→ **Task statement**
Print every entry, word for word, and skip the images.

[Items from a dataset]
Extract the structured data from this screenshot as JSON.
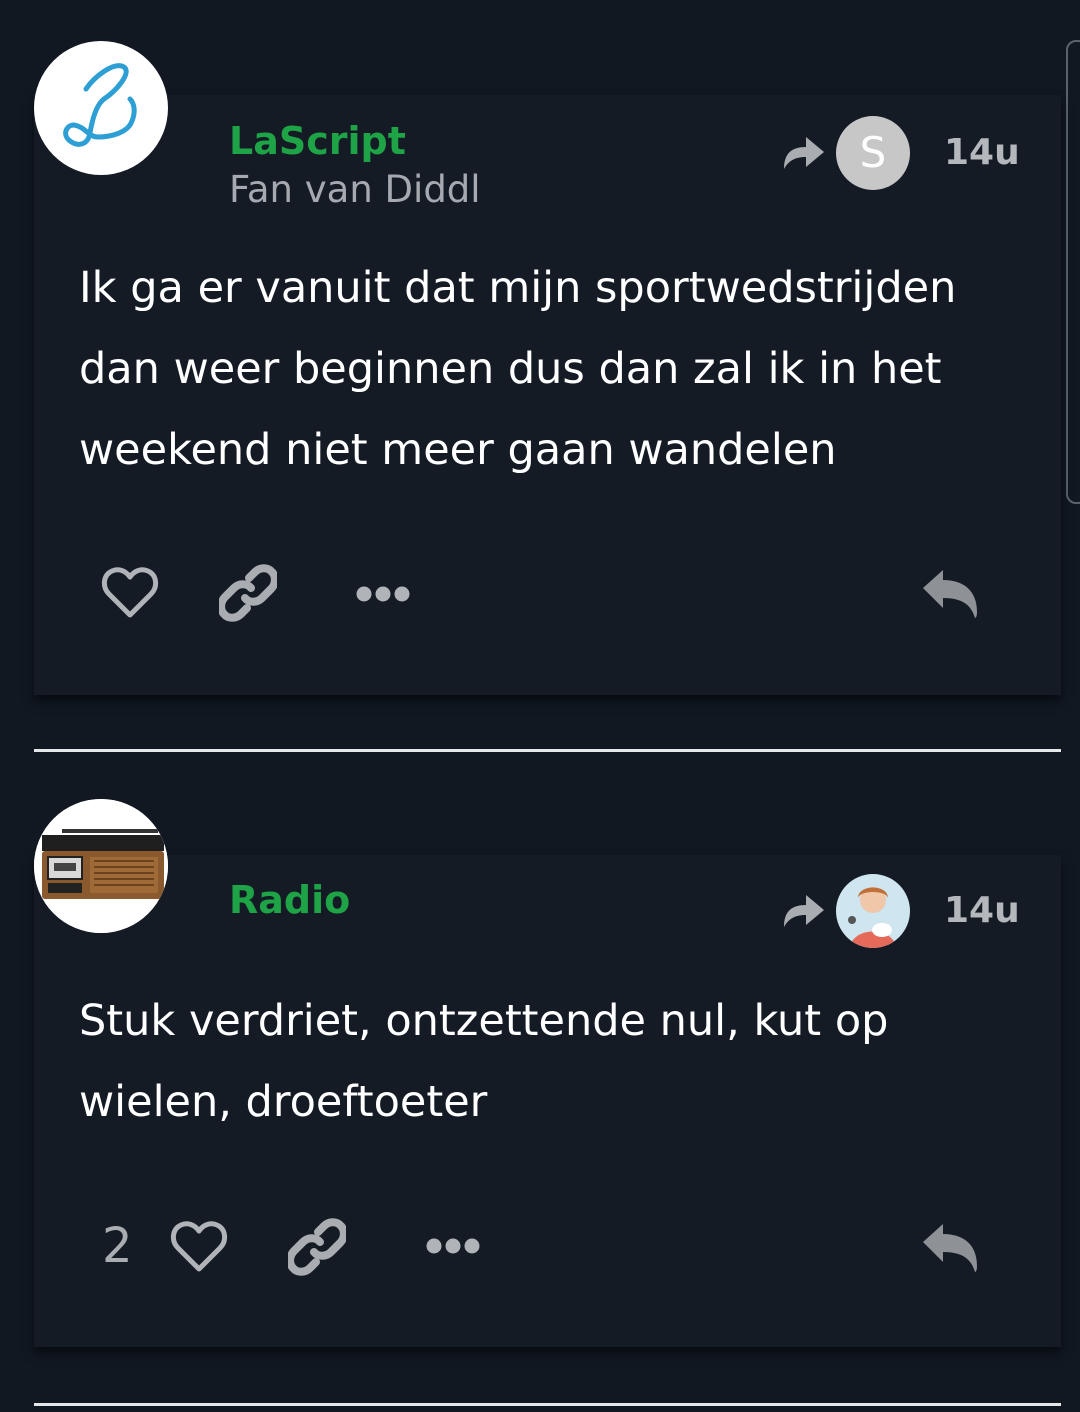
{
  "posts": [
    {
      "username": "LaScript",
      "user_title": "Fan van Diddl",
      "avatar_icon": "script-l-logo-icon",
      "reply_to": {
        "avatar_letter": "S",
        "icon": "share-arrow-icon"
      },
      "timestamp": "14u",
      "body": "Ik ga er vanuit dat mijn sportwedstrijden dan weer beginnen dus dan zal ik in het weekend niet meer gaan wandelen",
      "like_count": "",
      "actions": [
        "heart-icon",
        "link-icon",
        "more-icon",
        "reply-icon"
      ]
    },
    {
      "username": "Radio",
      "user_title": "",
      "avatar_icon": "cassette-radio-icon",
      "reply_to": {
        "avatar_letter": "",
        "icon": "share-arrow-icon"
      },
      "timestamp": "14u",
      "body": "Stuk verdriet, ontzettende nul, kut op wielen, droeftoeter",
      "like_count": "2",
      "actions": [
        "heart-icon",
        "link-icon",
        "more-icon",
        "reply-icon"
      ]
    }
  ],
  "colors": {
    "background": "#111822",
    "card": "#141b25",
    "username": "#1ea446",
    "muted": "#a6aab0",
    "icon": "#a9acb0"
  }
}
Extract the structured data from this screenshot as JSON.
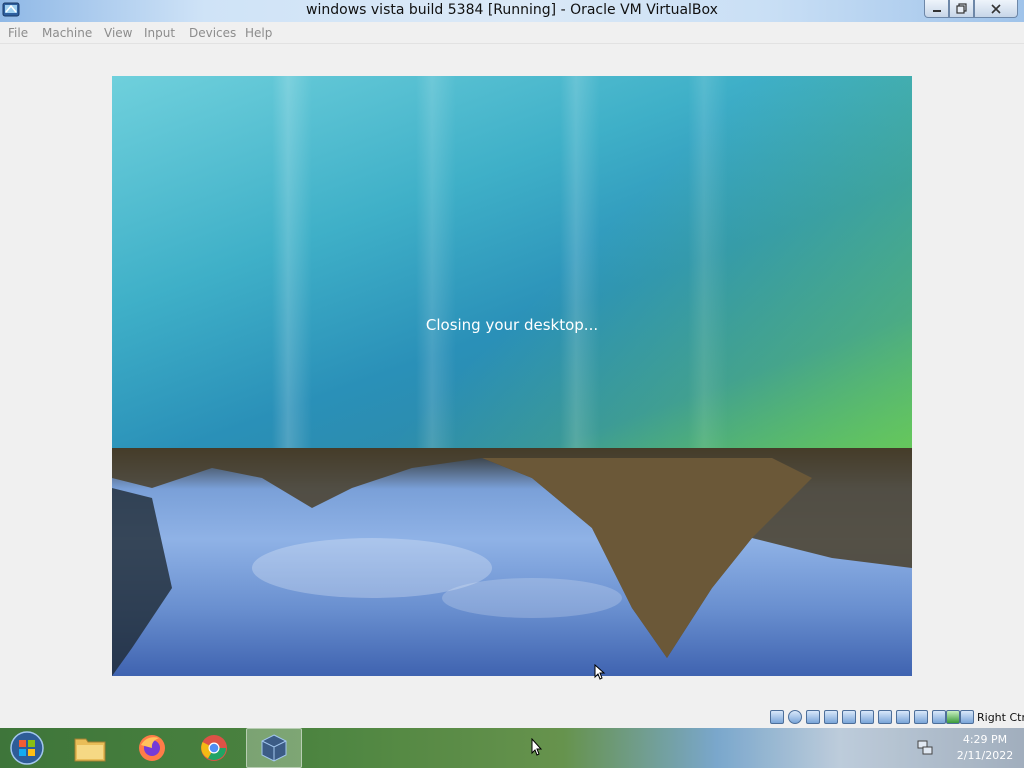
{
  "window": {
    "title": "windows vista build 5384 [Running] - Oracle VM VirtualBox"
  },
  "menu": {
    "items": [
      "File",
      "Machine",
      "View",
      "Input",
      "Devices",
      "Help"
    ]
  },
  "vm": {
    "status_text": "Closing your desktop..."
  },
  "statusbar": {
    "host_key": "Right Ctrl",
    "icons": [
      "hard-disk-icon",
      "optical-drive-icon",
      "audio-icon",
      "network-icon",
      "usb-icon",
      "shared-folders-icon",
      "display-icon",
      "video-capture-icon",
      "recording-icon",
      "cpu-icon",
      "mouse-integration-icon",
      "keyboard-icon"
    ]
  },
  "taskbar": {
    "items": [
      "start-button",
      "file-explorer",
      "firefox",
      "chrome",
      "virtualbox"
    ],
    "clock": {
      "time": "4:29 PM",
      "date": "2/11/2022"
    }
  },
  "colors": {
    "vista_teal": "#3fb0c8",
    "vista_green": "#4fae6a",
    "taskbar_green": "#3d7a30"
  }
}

→ **Final result**
Extract the structured data from this screenshot as JSON.
{
  "posts": [
    {
      "username": "LaScript",
      "user_title": "Fan van Diddl",
      "avatar_icon": "script-l-logo-icon",
      "reply_to": {
        "avatar_letter": "S",
        "icon": "share-arrow-icon"
      },
      "timestamp": "14u",
      "body": "Ik ga er vanuit dat mijn sportwedstrijden dan weer beginnen dus dan zal ik in het weekend niet meer gaan wandelen",
      "like_count": "",
      "actions": [
        "heart-icon",
        "link-icon",
        "more-icon",
        "reply-icon"
      ]
    },
    {
      "username": "Radio",
      "user_title": "",
      "avatar_icon": "cassette-radio-icon",
      "reply_to": {
        "avatar_letter": "",
        "icon": "share-arrow-icon"
      },
      "timestamp": "14u",
      "body": "Stuk verdriet, ontzettende nul, kut op wielen, droeftoeter",
      "like_count": "2",
      "actions": [
        "heart-icon",
        "link-icon",
        "more-icon",
        "reply-icon"
      ]
    }
  ],
  "colors": {
    "background": "#111822",
    "card": "#141b25",
    "username": "#1ea446",
    "muted": "#a6aab0",
    "icon": "#a9acb0"
  }
}
Extract the structured data from this screenshot as JSON.
{
  "window": {
    "title": "windows vista build 5384 [Running] - Oracle VM VirtualBox"
  },
  "menu": {
    "items": [
      "File",
      "Machine",
      "View",
      "Input",
      "Devices",
      "Help"
    ]
  },
  "vm": {
    "status_text": "Closing your desktop..."
  },
  "statusbar": {
    "host_key": "Right Ctrl",
    "icons": [
      "hard-disk-icon",
      "optical-drive-icon",
      "audio-icon",
      "network-icon",
      "usb-icon",
      "shared-folders-icon",
      "display-icon",
      "video-capture-icon",
      "recording-icon",
      "cpu-icon",
      "mouse-integration-icon",
      "keyboard-icon"
    ]
  },
  "taskbar": {
    "items": [
      "start-button",
      "file-explorer",
      "firefox",
      "chrome",
      "virtualbox"
    ],
    "clock": {
      "time": "4:29 PM",
      "date": "2/11/2022"
    }
  },
  "colors": {
    "vista_teal": "#3fb0c8",
    "vista_green": "#4fae6a",
    "taskbar_green": "#3d7a30"
  }
}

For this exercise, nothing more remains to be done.